→ **Problem details**
Report each line of the data that has "Street" somewhere in it.

→ **Supplied data**
--------------------------------
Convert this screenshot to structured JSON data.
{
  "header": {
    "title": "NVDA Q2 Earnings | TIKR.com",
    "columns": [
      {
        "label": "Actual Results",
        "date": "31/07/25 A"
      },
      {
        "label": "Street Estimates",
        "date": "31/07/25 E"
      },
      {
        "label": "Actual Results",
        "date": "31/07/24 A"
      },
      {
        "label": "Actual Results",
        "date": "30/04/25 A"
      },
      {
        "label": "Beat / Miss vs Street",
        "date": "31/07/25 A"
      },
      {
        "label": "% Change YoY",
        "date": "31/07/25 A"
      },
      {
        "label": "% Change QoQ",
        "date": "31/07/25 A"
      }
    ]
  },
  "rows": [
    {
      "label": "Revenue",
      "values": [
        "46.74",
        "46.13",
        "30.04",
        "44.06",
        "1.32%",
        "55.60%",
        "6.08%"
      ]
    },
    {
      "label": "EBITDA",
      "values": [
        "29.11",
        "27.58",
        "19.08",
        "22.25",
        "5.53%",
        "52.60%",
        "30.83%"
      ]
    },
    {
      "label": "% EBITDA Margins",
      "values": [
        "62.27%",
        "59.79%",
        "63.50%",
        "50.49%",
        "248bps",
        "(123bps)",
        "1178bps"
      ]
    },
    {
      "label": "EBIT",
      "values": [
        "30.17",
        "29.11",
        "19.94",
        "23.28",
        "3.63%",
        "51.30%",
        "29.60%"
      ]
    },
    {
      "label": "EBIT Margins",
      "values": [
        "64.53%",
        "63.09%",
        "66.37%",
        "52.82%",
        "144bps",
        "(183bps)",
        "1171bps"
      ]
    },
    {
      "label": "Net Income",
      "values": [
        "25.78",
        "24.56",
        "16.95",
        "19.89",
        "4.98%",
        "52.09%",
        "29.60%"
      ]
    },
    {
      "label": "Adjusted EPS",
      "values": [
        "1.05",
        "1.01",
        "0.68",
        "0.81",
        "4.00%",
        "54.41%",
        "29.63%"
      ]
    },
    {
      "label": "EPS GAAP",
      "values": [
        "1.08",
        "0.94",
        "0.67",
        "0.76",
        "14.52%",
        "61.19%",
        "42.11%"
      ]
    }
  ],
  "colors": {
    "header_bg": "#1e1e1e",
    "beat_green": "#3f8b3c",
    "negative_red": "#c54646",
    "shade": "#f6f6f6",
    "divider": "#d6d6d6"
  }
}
--------------------------------
→ **Result of the task**
        "label": "Street Estimates",
        "label": "Beat / Miss vs Street",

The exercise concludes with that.